▶ Task goal
Look for the string "JSON" in every line, and copy each line that has it.
+ + + + + + +
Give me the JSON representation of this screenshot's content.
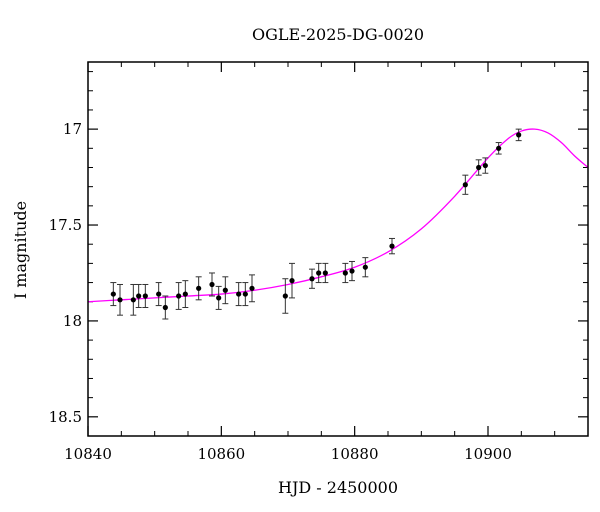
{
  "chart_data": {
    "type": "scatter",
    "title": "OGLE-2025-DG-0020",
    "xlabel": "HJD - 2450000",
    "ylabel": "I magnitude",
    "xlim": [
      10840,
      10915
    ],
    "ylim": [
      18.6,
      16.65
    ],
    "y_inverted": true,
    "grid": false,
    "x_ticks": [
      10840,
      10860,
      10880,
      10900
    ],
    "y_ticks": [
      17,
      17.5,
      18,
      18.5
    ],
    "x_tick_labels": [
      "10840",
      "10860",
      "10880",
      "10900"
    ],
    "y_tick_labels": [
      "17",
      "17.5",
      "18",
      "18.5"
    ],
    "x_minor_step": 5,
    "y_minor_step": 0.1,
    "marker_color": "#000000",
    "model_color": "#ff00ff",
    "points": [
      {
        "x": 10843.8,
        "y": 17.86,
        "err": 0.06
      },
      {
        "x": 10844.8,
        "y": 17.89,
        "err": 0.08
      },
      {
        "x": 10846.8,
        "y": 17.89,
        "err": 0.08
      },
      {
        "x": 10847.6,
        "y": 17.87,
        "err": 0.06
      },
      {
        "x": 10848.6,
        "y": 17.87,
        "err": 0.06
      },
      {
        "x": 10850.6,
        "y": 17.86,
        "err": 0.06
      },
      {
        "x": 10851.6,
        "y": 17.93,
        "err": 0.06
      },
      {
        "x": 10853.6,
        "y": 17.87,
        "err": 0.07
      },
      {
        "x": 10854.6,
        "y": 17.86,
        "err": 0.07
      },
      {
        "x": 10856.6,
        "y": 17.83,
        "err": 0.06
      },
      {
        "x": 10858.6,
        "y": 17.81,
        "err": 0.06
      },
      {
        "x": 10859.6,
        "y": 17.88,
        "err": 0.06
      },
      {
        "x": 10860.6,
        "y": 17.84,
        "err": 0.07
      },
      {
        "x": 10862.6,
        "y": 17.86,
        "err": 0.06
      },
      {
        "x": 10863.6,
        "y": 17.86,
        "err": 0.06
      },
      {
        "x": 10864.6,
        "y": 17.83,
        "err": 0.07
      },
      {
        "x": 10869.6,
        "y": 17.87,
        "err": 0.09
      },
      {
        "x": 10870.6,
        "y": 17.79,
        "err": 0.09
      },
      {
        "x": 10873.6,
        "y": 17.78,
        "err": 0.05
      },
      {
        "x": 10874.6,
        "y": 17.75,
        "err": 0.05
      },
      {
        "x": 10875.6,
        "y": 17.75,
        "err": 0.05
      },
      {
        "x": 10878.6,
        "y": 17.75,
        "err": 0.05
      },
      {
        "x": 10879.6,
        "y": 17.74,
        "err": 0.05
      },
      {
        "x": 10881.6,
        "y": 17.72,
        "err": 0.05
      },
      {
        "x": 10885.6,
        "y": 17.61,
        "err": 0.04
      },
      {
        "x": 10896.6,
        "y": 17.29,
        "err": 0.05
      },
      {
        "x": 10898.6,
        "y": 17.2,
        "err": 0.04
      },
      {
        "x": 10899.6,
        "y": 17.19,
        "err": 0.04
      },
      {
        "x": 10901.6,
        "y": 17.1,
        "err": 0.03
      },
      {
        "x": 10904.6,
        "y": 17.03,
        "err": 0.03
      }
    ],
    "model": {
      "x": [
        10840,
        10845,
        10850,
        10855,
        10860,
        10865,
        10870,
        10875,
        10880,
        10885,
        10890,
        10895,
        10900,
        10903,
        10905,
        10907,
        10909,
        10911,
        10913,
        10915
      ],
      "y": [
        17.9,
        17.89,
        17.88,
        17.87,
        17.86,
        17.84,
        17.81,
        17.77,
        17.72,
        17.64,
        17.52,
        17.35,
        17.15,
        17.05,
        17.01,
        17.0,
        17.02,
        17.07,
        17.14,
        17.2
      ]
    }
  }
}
+ + + + + + +
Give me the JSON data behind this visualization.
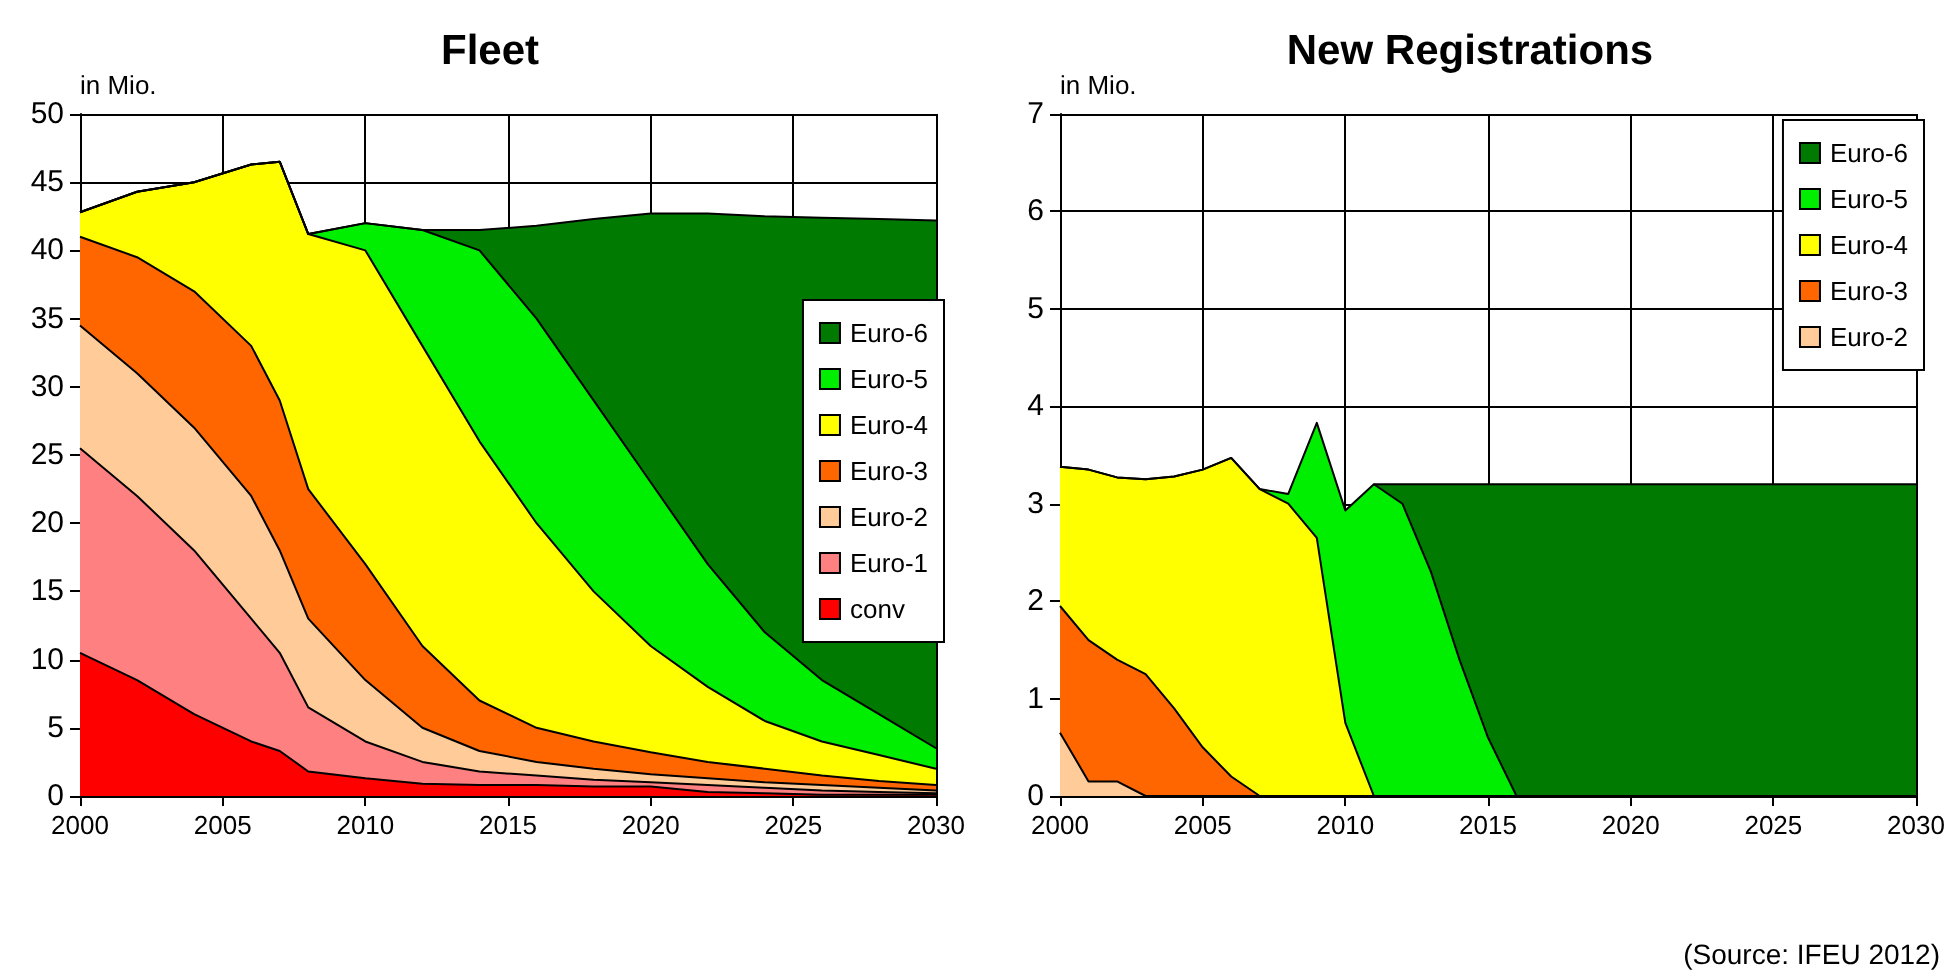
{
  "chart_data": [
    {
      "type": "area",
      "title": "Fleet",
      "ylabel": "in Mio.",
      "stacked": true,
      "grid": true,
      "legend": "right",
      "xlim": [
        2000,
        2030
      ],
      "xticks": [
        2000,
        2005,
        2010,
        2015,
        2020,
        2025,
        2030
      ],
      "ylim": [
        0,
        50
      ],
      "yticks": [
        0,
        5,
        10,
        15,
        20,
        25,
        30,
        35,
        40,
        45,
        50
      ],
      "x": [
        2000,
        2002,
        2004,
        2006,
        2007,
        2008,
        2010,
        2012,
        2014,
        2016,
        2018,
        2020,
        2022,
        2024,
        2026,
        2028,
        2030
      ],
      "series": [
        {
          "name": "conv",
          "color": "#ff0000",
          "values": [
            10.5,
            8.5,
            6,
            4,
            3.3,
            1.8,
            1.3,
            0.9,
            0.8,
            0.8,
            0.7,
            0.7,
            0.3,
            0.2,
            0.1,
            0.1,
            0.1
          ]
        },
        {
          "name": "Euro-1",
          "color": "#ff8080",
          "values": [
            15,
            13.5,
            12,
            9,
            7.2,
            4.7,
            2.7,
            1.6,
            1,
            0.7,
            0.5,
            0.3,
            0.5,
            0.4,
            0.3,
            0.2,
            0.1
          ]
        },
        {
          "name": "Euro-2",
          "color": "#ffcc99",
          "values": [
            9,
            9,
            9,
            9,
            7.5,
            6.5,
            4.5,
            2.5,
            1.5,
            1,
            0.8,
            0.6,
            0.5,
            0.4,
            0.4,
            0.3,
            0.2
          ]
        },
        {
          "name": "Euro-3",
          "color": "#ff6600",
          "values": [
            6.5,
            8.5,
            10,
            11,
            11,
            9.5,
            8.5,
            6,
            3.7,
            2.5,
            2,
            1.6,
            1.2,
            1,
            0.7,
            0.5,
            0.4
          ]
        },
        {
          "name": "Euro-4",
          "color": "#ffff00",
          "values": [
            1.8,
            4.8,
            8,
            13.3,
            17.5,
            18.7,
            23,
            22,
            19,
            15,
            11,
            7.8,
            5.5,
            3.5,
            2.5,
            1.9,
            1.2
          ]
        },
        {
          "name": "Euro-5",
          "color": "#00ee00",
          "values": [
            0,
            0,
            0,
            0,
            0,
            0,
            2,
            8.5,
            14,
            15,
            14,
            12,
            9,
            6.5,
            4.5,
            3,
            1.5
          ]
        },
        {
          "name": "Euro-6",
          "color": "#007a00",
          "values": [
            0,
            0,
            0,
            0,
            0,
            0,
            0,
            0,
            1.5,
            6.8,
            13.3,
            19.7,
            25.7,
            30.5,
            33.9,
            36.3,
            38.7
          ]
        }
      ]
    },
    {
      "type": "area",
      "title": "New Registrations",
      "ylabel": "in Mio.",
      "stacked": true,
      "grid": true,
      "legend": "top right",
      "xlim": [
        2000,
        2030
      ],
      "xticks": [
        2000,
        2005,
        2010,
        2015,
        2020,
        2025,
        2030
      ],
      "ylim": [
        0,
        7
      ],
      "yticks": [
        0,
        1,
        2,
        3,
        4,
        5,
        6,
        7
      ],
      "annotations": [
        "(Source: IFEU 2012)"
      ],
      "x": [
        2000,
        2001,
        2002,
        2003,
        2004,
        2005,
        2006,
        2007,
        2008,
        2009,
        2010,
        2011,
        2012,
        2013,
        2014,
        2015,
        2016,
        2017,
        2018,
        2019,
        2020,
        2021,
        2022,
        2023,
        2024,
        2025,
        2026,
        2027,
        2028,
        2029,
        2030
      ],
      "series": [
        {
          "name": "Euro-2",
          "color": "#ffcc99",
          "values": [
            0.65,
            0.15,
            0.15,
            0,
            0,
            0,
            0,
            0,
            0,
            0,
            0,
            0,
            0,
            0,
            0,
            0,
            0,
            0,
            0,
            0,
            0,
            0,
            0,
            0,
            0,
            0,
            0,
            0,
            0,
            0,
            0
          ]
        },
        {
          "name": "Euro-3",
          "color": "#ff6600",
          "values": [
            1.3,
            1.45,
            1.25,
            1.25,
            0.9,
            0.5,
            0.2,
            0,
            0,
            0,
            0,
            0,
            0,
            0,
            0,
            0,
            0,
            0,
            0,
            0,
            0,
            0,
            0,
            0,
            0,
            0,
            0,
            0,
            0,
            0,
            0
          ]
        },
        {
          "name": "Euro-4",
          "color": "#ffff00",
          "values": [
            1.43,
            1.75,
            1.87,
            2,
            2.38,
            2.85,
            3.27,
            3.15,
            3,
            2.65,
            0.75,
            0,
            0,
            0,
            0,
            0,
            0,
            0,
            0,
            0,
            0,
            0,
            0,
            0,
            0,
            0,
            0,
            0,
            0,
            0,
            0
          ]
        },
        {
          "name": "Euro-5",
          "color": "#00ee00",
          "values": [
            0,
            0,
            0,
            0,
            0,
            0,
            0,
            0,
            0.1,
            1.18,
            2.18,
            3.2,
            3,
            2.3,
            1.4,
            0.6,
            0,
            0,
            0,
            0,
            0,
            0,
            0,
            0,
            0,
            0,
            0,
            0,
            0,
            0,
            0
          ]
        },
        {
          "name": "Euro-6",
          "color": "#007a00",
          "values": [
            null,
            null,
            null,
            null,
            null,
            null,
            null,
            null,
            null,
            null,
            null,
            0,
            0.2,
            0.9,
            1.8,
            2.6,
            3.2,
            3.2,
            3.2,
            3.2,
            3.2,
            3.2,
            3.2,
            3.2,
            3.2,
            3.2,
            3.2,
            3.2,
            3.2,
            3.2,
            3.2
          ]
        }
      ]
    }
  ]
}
+ + + + + + +
▶ The result
Give me the JSON representation of this screenshot's content.
Give me the JSON data behind this visualization.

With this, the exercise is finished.